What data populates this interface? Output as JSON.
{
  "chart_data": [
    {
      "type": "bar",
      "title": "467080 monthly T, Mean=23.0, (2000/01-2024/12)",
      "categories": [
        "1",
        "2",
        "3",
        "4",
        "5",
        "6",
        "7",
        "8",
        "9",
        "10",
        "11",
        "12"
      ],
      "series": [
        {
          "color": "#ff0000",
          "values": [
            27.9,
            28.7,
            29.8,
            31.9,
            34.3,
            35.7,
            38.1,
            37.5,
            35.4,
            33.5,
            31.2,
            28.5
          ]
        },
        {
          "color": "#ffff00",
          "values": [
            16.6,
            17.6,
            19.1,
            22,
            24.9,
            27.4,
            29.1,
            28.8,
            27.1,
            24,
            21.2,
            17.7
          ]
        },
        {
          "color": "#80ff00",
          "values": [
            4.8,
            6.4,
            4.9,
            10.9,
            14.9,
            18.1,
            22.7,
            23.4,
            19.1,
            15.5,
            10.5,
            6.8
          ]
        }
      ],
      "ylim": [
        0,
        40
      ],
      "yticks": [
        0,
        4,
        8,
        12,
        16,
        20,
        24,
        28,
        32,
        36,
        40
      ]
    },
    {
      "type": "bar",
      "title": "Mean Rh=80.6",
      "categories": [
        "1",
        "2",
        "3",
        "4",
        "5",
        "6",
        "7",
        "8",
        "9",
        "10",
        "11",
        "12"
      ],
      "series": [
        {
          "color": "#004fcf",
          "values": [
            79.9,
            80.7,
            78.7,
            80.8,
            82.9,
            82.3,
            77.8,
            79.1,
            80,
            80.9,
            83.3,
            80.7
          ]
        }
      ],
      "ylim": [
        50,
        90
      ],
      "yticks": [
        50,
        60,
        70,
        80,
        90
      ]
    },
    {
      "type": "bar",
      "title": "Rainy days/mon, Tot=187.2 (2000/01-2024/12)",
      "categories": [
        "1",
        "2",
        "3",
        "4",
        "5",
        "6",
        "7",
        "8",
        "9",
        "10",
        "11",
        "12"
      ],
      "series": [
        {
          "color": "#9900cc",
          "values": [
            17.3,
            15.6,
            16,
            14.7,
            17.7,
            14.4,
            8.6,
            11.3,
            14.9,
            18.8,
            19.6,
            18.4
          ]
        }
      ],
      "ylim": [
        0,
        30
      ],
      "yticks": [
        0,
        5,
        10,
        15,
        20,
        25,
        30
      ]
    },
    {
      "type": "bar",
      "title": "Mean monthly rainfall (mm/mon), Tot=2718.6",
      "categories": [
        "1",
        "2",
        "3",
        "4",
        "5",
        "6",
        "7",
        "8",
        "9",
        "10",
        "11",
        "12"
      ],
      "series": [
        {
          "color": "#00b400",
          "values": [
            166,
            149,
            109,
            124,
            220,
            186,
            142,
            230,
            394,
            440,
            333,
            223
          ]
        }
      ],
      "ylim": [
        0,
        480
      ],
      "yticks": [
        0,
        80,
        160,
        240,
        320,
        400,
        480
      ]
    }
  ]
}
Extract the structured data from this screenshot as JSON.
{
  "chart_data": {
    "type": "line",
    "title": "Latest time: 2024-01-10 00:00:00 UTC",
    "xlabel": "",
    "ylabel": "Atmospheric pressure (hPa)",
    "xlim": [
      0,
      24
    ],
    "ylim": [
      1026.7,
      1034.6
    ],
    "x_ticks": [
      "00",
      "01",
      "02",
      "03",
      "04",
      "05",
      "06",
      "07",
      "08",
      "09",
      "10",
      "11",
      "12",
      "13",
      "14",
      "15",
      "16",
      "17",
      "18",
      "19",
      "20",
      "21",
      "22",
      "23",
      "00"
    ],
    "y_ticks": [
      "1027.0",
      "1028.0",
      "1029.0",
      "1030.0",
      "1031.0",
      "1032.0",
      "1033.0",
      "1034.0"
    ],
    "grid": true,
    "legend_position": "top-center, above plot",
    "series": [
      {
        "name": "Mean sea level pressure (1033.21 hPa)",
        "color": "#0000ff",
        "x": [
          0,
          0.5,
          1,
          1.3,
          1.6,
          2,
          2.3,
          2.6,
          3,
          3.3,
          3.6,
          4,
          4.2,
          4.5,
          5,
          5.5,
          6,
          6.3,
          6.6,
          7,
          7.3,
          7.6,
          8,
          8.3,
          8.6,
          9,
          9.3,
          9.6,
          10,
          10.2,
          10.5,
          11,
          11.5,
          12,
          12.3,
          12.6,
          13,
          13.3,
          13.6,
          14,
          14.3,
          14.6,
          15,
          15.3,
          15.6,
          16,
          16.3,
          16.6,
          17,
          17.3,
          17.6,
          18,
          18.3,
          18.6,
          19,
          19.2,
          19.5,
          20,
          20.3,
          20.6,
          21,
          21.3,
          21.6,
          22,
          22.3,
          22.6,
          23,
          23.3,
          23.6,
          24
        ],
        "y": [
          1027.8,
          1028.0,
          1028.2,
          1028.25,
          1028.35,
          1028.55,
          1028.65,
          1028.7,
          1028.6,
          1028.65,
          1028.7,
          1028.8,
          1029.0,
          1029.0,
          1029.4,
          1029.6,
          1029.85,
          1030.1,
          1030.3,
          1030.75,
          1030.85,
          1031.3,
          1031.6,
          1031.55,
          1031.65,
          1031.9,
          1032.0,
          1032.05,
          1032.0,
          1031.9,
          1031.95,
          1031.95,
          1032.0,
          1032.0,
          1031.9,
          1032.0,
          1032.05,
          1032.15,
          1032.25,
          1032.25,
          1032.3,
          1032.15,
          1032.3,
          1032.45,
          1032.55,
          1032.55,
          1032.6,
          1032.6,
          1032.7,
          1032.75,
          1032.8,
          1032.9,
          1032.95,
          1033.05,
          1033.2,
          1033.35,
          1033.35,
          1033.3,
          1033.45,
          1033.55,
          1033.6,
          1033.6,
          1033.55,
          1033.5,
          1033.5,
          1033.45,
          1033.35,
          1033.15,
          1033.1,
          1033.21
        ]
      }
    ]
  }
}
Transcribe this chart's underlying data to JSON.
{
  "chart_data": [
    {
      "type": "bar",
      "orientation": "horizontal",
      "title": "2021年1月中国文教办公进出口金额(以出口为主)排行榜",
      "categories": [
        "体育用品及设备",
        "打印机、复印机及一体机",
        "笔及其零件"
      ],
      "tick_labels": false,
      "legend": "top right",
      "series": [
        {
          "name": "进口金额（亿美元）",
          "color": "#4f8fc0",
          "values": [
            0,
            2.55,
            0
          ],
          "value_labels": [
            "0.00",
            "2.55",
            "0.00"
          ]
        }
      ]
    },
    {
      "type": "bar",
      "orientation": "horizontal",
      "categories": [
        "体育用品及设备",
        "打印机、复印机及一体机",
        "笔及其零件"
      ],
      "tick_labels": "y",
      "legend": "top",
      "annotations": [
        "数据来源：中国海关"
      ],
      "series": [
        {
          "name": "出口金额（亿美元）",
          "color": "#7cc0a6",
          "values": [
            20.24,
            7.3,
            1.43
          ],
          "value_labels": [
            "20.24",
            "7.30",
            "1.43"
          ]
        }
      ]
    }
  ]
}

━━━━━━━━━━━━━━━━━━━━

REQUIRED WORK. Quote every entry exactly.

RESULT.
What data populates this interface? Output as JSON.
{
  "chart_data": [
    {
      "type": "bar",
      "title": "467080 monthly T, Mean=23.0, (2000/01-2024/12)",
      "categories": [
        "1",
        "2",
        "3",
        "4",
        "5",
        "6",
        "7",
        "8",
        "9",
        "10",
        "11",
        "12"
      ],
      "series": [
        {
          "color": "#ff0000",
          "values": [
            27.9,
            28.7,
            29.8,
            31.9,
            34.3,
            35.7,
            38.1,
            37.5,
            35.4,
            33.5,
            31.2,
            28.5
          ]
        },
        {
          "color": "#ffff00",
          "values": [
            16.6,
            17.6,
            19.1,
            22,
            24.9,
            27.4,
            29.1,
            28.8,
            27.1,
            24,
            21.2,
            17.7
          ]
        },
        {
          "color": "#80ff00",
          "values": [
            4.8,
            6.4,
            4.9,
            10.9,
            14.9,
            18.1,
            22.7,
            23.4,
            19.1,
            15.5,
            10.5,
            6.8
          ]
        }
      ],
      "ylim": [
        0,
        40
      ],
      "yticks": [
        0,
        4,
        8,
        12,
        16,
        20,
        24,
        28,
        32,
        36,
        40
      ]
    },
    {
      "type": "bar",
      "title": "Mean Rh=80.6",
      "categories": [
        "1",
        "2",
        "3",
        "4",
        "5",
        "6",
        "7",
        "8",
        "9",
        "10",
        "11",
        "12"
      ],
      "series": [
        {
          "color": "#004fcf",
          "values": [
            79.9,
            80.7,
            78.7,
            80.8,
            82.9,
            82.3,
            77.8,
            79.1,
            80,
            80.9,
            83.3,
            80.7
          ]
        }
      ],
      "ylim": [
        50,
        90
      ],
      "yticks": [
        50,
        60,
        70,
        80,
        90
      ]
    },
    {
      "type": "bar",
      "title": "Rainy days/mon, Tot=187.2 (2000/01-2024/12)",
      "categories": [
        "1",
        "2",
        "3",
        "4",
        "5",
        "6",
        "7",
        "8",
        "9",
        "10",
        "11",
        "12"
      ],
      "series": [
        {
          "color": "#9900cc",
          "values": [
            17.3,
            15.6,
            16,
            14.7,
            17.7,
            14.4,
            8.6,
            11.3,
            14.9,
            18.8,
            19.6,
            18.4
          ]
        }
      ],
      "ylim": [
        0,
        30
      ],
      "yticks": [
        0,
        5,
        10,
        15,
        20,
        25,
        30
      ]
    },
    {
      "type": "bar",
      "title": "Mean monthly rainfall (mm/mon), Tot=2718.6",
      "categories": [
        "1",
        "2",
        "3",
        "4",
        "5",
        "6",
        "7",
        "8",
        "9",
        "10",
        "11",
        "12"
      ],
      "series": [
        {
          "color": "#00b400",
          "values": [
            166,
            149,
            109,
            124,
            220,
            186,
            142,
            230,
            394,
            440,
            333,
            223
          ]
        }
      ],
      "ylim": [
        0,
        480
      ],
      "yticks": [
        0,
        80,
        160,
        240,
        320,
        400,
        480
      ]
    }
  ]
}
Extract the structured data from this screenshot as JSON.
{
  "chart_data": {
    "type": "line",
    "title": "Latest time: 2024-01-10 00:00:00 UTC",
    "xlabel": "",
    "ylabel": "Atmospheric pressure (hPa)",
    "xlim": [
      0,
      24
    ],
    "ylim": [
      1026.7,
      1034.6
    ],
    "x_ticks": [
      "00",
      "01",
      "02",
      "03",
      "04",
      "05",
      "06",
      "07",
      "08",
      "09",
      "10",
      "11",
      "12",
      "13",
      "14",
      "15",
      "16",
      "17",
      "18",
      "19",
      "20",
      "21",
      "22",
      "23",
      "00"
    ],
    "y_ticks": [
      "1027.0",
      "1028.0",
      "1029.0",
      "1030.0",
      "1031.0",
      "1032.0",
      "1033.0",
      "1034.0"
    ],
    "grid": true,
    "legend_position": "top-center, above plot",
    "series": [
      {
        "name": "Mean sea level pressure (1033.21 hPa)",
        "color": "#0000ff",
        "x": [
          0,
          0.5,
          1,
          1.3,
          1.6,
          2,
          2.3,
          2.6,
          3,
          3.3,
          3.6,
          4,
          4.2,
          4.5,
          5,
          5.5,
          6,
          6.3,
          6.6,
          7,
          7.3,
          7.6,
          8,
          8.3,
          8.6,
          9,
          9.3,
          9.6,
          10,
          10.2,
          10.5,
          11,
          11.5,
          12,
          12.3,
          12.6,
          13,
          13.3,
          13.6,
          14,
          14.3,
          14.6,
          15,
          15.3,
          15.6,
          16,
          16.3,
          16.6,
          17,
          17.3,
          17.6,
          18,
          18.3,
          18.6,
          19,
          19.2,
          19.5,
          20,
          20.3,
          20.6,
          21,
          21.3,
          21.6,
          22,
          22.3,
          22.6,
          23,
          23.3,
          23.6,
          24
        ],
        "y": [
          1027.8,
          1028.0,
          1028.2,
          1028.25,
          1028.35,
          1028.55,
          1028.65,
          1028.7,
          1028.6,
          1028.65,
          1028.7,
          1028.8,
          1029.0,
          1029.0,
          1029.4,
          1029.6,
          1029.85,
          1030.1,
          1030.3,
          1030.75,
          1030.85,
          1031.3,
          1031.6,
          1031.55,
          1031.65,
          1031.9,
          1032.0,
          1032.05,
          1032.0,
          1031.9,
          1031.95,
          1031.95,
          1032.0,
          1032.0,
          1031.9,
          1032.0,
          1032.05,
          1032.15,
          1032.25,
          1032.25,
          1032.3,
          1032.15,
          1032.3,
          1032.45,
          1032.55,
          1032.55,
          1032.6,
          1032.6,
          1032.7,
          1032.75,
          1032.8,
          1032.9,
          1032.95,
          1033.05,
          1033.2,
          1033.35,
          1033.35,
          1033.3,
          1033.45,
          1033.55,
          1033.6,
          1033.6,
          1033.55,
          1033.5,
          1033.5,
          1033.45,
          1033.35,
          1033.15,
          1033.1,
          1033.21
        ]
      }
    ]
  }
}
Transcribe this chart's underlying data to JSON.
{
  "chart_data": [
    {
      "type": "bar",
      "orientation": "horizontal",
      "title": "2021年1月中国文教办公进出口金额(以出口为主)排行榜",
      "categories": [
        "体育用品及设备",
        "打印机、复印机及一体机",
        "笔及其零件"
      ],
      "tick_labels": false,
      "legend": "top right",
      "series": [
        {
          "name": "进口金额（亿美元）",
          "color": "#4f8fc0",
          "values": [
            0,
            2.55,
            0
          ],
          "value_labels": [
            "0.00",
            "2.55",
            "0.00"
          ]
        }
      ]
    },
    {
      "type": "bar",
      "orientation": "horizontal",
      "categories": [
        "体育用品及设备",
        "打印机、复印机及一体机",
        "笔及其零件"
      ],
      "tick_labels": "y",
      "legend": "top",
      "annotations": [
        "数据来源：中国海关"
      ],
      "series": [
        {
          "name": "出口金额（亿美元）",
          "color": "#7cc0a6",
          "values": [
            20.24,
            7.3,
            1.43
          ],
          "value_labels": [
            "20.24",
            "7.30",
            "1.43"
          ]
        }
      ]
    }
  ]
}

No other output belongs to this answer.